> **What is expected**: Please retype the listing below, matching every line exactly.

※

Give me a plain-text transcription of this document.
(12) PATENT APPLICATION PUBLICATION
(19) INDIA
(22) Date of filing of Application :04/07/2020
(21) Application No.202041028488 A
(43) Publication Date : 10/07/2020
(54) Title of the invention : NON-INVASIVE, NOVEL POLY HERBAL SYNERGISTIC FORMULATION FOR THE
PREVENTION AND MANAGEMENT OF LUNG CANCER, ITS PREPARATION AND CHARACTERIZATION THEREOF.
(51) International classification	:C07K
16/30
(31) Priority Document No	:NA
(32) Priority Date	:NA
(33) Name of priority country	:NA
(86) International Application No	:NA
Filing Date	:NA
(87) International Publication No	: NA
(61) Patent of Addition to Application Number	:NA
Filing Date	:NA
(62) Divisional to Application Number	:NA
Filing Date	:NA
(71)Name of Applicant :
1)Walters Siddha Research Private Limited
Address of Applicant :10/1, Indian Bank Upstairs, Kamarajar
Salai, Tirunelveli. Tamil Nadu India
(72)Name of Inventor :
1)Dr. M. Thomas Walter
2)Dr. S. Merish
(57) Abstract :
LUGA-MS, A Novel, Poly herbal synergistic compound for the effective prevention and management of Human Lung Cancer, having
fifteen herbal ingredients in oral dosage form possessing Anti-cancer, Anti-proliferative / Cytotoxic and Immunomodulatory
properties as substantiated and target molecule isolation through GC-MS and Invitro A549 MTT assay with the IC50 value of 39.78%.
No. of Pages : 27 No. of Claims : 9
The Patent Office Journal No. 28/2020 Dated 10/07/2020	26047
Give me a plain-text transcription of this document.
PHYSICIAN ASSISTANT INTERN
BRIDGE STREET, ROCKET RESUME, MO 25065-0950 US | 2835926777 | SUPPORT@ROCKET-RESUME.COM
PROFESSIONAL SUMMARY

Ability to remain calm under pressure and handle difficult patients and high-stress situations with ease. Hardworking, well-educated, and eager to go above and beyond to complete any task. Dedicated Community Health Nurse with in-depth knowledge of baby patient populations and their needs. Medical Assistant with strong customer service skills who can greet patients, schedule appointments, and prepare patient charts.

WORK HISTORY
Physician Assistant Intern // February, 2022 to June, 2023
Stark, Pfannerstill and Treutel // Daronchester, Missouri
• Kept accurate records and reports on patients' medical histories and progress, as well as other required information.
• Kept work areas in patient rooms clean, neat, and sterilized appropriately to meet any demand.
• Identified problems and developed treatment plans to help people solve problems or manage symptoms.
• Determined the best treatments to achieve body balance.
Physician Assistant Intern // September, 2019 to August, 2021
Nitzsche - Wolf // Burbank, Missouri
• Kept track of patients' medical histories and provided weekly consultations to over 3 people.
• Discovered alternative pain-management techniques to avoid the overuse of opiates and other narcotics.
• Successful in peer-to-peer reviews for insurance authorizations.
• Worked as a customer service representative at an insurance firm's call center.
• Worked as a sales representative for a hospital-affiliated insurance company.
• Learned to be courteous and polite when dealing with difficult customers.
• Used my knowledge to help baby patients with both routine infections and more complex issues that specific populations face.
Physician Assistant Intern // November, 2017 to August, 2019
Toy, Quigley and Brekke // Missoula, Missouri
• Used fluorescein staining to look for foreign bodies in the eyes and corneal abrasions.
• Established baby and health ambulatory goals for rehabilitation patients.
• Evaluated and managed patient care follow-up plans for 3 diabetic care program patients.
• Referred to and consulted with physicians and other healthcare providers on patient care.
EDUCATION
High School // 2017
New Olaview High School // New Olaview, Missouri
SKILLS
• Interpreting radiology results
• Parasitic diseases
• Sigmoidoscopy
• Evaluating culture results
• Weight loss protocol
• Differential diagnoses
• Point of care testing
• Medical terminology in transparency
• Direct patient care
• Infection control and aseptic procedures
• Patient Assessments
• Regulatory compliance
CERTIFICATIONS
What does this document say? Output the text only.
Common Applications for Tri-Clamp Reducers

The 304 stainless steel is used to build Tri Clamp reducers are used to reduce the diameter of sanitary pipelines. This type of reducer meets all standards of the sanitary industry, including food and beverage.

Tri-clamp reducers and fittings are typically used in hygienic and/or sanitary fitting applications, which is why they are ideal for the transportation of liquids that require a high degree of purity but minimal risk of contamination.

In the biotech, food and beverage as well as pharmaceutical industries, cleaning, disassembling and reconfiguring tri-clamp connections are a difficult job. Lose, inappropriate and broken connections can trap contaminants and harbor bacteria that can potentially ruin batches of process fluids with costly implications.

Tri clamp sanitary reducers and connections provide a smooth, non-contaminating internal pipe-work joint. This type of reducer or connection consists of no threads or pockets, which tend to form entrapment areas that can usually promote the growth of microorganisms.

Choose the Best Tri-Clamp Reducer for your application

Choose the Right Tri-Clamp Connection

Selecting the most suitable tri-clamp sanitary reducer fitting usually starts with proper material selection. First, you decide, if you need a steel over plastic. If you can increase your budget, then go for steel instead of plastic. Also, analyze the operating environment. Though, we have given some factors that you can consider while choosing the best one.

※

> **Exercise response**:
Give me a plain-text transcription of this document.
(12) PATENT APPLICATION PUBLICATION
(19) INDIA
(22) Date of filing of Application :04/07/2020
(21) Application No.202041028488 A
(43) Publication Date : 10/07/2020
(54) Title of the invention : NON-INVASIVE, NOVEL POLY HERBAL SYNERGISTIC FORMULATION FOR THE
PREVENTION AND MANAGEMENT OF LUNG CANCER, ITS PREPARATION AND CHARACTERIZATION THEREOF.
(51) International classification	:C07K
16/30
(31) Priority Document No	:NA
(32) Priority Date	:NA
(33) Name of priority country	:NA
(86) International Application No	:NA
Filing Date	:NA
(87) International Publication No	: NA
(61) Patent of Addition to Application Number	:NA
Filing Date	:NA
(62) Divisional to Application Number	:NA
Filing Date	:NA
(71)Name of Applicant :
1)Walters Siddha Research Private Limited
Address of Applicant :10/1, Indian Bank Upstairs, Kamarajar
Salai, Tirunelveli. Tamil Nadu India
(72)Name of Inventor :
1)Dr. M. Thomas Walter
2)Dr. S. Merish
(57) Abstract :
LUGA-MS, A Novel, Poly herbal synergistic compound for the effective prevention and management of Human Lung Cancer, having
fifteen herbal ingredients in oral dosage form possessing Anti-cancer, Anti-proliferative / Cytotoxic and Immunomodulatory
properties as substantiated and target molecule isolation through GC-MS and Invitro A549 MTT assay with the IC50 value of 39.78%.
No. of Pages : 27 No. of Claims : 9
The Patent Office Journal No. 28/2020 Dated 10/07/2020	26047
Give me a plain-text transcription of this document.
PHYSICIAN ASSISTANT INTERN
BRIDGE STREET, ROCKET RESUME, MO 25065-0950 US | 2835926777 | SUPPORT@ROCKET-RESUME.COM
PROFESSIONAL SUMMARY

Ability to remain calm under pressure and handle difficult patients and high-stress situations with ease. Hardworking, well-educated, and eager to go above and beyond to complete any task. Dedicated Community Health Nurse with in-depth knowledge of baby patient populations and their needs. Medical Assistant with strong customer service skills who can greet patients, schedule appointments, and prepare patient charts.

WORK HISTORY
Physician Assistant Intern // February, 2022 to June, 2023
Stark, Pfannerstill and Treutel // Daronchester, Missouri
• Kept accurate records and reports on patients' medical histories and progress, as well as other required information.
• Kept work areas in patient rooms clean, neat, and sterilized appropriately to meet any demand.
• Identified problems and developed treatment plans to help people solve problems or manage symptoms.
• Determined the best treatments to achieve body balance.
Physician Assistant Intern // September, 2019 to August, 2021
Nitzsche - Wolf // Burbank, Missouri
• Kept track of patients' medical histories and provided weekly consultations to over 3 people.
• Discovered alternative pain-management techniques to avoid the overuse of opiates and other narcotics.
• Successful in peer-to-peer reviews for insurance authorizations.
• Worked as a customer service representative at an insurance firm's call center.
• Worked as a sales representative for a hospital-affiliated insurance company.
• Learned to be courteous and polite when dealing with difficult customers.
• Used my knowledge to help baby patients with both routine infections and more complex issues that specific populations face.
Physician Assistant Intern // November, 2017 to August, 2019
Toy, Quigley and Brekke // Missoula, Missouri
• Used fluorescein staining to look for foreign bodies in the eyes and corneal abrasions.
• Established baby and health ambulatory goals for rehabilitation patients.
• Evaluated and managed patient care follow-up plans for 3 diabetic care program patients.
• Referred to and consulted with physicians and other healthcare providers on patient care.
EDUCATION
High School // 2017
New Olaview High School // New Olaview, Missouri
SKILLS
• Interpreting radiology results
• Parasitic diseases
• Sigmoidoscopy
• Evaluating culture results
• Weight loss protocol
• Differential diagnoses
• Point of care testing
• Medical terminology in transparency
• Direct patient care
• Infection control and aseptic procedures
• Patient Assessments
• Regulatory compliance
CERTIFICATIONS
What does this document say? Output the text only.
Common Applications for Tri-Clamp Reducers

The 304 stainless steel is used to build Tri Clamp reducers are used to reduce the diameter of sanitary pipelines. This type of reducer meets all standards of the sanitary industry, including food and beverage.

Tri-clamp reducers and fittings are typically used in hygienic and/or sanitary fitting applications, which is why they are ideal for the transportation of liquids that require a high degree of purity but minimal risk of contamination.

In the biotech, food and beverage as well as pharmaceutical industries, cleaning, disassembling and reconfiguring tri-clamp connections are a difficult job. Lose, inappropriate and broken connections can trap contaminants and harbor bacteria that can potentially ruin batches of process fluids with costly implications.

Tri clamp sanitary reducers and connections provide a smooth, non-contaminating internal pipe-work joint. This type of reducer or connection consists of no threads or pockets, which tend to form entrapment areas that can usually promote the growth of microorganisms.

Choose the Best Tri-Clamp Reducer for your application

Choose the Right Tri-Clamp Connection

Selecting the most suitable tri-clamp sanitary reducer fitting usually starts with proper material selection. First, you decide, if you need a steel over plastic. If you can increase your budget, then go for steel instead of plastic. Also, analyze the operating environment. Though, we have given some factors that you can consider while choosing the best one.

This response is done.